▶ [TO BE DONE] Could you write out the records below exactly as they appear?

━━━ EXTRACTED INFORMATION ━━━

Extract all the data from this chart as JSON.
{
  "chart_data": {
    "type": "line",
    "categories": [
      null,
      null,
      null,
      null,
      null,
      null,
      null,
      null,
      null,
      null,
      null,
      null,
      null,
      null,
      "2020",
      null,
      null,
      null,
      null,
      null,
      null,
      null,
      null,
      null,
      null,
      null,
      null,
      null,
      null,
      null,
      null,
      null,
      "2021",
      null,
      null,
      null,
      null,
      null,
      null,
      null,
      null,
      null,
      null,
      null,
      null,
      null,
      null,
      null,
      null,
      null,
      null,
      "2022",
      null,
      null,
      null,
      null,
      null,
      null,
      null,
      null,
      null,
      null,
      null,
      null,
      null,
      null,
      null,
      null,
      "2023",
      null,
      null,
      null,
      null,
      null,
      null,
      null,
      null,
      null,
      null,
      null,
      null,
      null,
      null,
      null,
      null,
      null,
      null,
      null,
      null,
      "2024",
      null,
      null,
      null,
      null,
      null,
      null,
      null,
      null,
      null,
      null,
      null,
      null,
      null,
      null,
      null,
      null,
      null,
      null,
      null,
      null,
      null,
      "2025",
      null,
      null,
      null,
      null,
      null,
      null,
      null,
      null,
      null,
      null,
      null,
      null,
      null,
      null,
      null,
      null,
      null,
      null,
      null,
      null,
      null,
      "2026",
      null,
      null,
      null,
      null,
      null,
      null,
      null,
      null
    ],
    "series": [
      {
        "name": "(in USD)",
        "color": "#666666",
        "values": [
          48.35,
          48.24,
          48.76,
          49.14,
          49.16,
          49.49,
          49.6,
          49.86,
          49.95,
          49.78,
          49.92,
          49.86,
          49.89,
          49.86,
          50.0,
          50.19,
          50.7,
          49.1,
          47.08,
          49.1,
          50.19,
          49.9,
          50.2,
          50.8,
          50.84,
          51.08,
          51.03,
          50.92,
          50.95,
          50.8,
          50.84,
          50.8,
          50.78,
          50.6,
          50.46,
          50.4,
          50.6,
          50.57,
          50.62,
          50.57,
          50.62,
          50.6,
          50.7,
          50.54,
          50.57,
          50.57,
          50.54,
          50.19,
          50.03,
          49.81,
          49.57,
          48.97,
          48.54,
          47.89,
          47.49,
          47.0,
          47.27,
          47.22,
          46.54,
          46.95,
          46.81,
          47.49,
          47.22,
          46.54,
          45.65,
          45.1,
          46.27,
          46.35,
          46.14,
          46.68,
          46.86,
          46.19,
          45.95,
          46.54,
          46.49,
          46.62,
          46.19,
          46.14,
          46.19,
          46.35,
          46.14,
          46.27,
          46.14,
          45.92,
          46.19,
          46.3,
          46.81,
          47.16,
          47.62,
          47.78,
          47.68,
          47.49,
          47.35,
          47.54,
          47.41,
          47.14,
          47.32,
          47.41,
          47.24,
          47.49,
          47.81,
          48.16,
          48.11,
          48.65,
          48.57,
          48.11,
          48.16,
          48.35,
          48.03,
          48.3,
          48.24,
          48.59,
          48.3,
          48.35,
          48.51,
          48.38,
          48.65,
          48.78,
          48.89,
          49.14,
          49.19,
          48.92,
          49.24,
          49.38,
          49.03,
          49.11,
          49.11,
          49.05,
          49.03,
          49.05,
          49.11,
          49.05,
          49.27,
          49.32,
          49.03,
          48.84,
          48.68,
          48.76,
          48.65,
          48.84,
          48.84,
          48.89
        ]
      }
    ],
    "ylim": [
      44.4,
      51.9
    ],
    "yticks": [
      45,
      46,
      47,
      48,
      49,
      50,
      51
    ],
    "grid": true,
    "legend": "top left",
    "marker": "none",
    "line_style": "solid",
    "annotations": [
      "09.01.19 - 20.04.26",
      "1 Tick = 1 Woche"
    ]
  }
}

━━━

▶ [ANSWER FOR THE TASK]
Extract all the data from this chart as JSON.
{
  "chart_data": {
    "type": "line",
    "categories": [
      null,
      null,
      null,
      null,
      null,
      null,
      null,
      null,
      null,
      null,
      null,
      null,
      null,
      null,
      "2020",
      null,
      null,
      null,
      null,
      null,
      null,
      null,
      null,
      null,
      null,
      null,
      null,
      null,
      null,
      null,
      null,
      null,
      "2021",
      null,
      null,
      null,
      null,
      null,
      null,
      null,
      null,
      null,
      null,
      null,
      null,
      null,
      null,
      null,
      null,
      null,
      null,
      "2022",
      null,
      null,
      null,
      null,
      null,
      null,
      null,
      null,
      null,
      null,
      null,
      null,
      null,
      null,
      null,
      null,
      "2023",
      null,
      null,
      null,
      null,
      null,
      null,
      null,
      null,
      null,
      null,
      null,
      null,
      null,
      null,
      null,
      null,
      null,
      null,
      null,
      null,
      "2024",
      null,
      null,
      null,
      null,
      null,
      null,
      null,
      null,
      null,
      null,
      null,
      null,
      null,
      null,
      null,
      null,
      null,
      null,
      null,
      null,
      null,
      "2025",
      null,
      null,
      null,
      null,
      null,
      null,
      null,
      null,
      null,
      null,
      null,
      null,
      null,
      null,
      null,
      null,
      null,
      null,
      null,
      null,
      null,
      "2026",
      null,
      null,
      null,
      null,
      null,
      null,
      null,
      null
    ],
    "series": [
      {
        "name": "(in USD)",
        "color": "#666666",
        "values": [
          48.35,
          48.24,
          48.76,
          49.14,
          49.16,
          49.49,
          49.6,
          49.86,
          49.95,
          49.78,
          49.92,
          49.86,
          49.89,
          49.86,
          50.0,
          50.19,
          50.7,
          49.1,
          47.08,
          49.1,
          50.19,
          49.9,
          50.2,
          50.8,
          50.84,
          51.08,
          51.03,
          50.92,
          50.95,
          50.8,
          50.84,
          50.8,
          50.78,
          50.6,
          50.46,
          50.4,
          50.6,
          50.57,
          50.62,
          50.57,
          50.62,
          50.6,
          50.7,
          50.54,
          50.57,
          50.57,
          50.54,
          50.19,
          50.03,
          49.81,
          49.57,
          48.97,
          48.54,
          47.89,
          47.49,
          47.0,
          47.27,
          47.22,
          46.54,
          46.95,
          46.81,
          47.49,
          47.22,
          46.54,
          45.65,
          45.1,
          46.27,
          46.35,
          46.14,
          46.68,
          46.86,
          46.19,
          45.95,
          46.54,
          46.49,
          46.62,
          46.19,
          46.14,
          46.19,
          46.35,
          46.14,
          46.27,
          46.14,
          45.92,
          46.19,
          46.3,
          46.81,
          47.16,
          47.62,
          47.78,
          47.68,
          47.49,
          47.35,
          47.54,
          47.41,
          47.14,
          47.32,
          47.41,
          47.24,
          47.49,
          47.81,
          48.16,
          48.11,
          48.65,
          48.57,
          48.11,
          48.16,
          48.35,
          48.03,
          48.3,
          48.24,
          48.59,
          48.3,
          48.35,
          48.51,
          48.38,
          48.65,
          48.78,
          48.89,
          49.14,
          49.19,
          48.92,
          49.24,
          49.38,
          49.03,
          49.11,
          49.11,
          49.05,
          49.03,
          49.05,
          49.11,
          49.05,
          49.27,
          49.32,
          49.03,
          48.84,
          48.68,
          48.76,
          48.65,
          48.84,
          48.84,
          48.89
        ]
      }
    ],
    "ylim": [
      44.4,
      51.9
    ],
    "yticks": [
      45,
      46,
      47,
      48,
      49,
      50,
      51
    ],
    "grid": true,
    "legend": "top left",
    "marker": "none",
    "line_style": "solid",
    "annotations": [
      "09.01.19 - 20.04.26",
      "1 Tick = 1 Woche"
    ]
  }
}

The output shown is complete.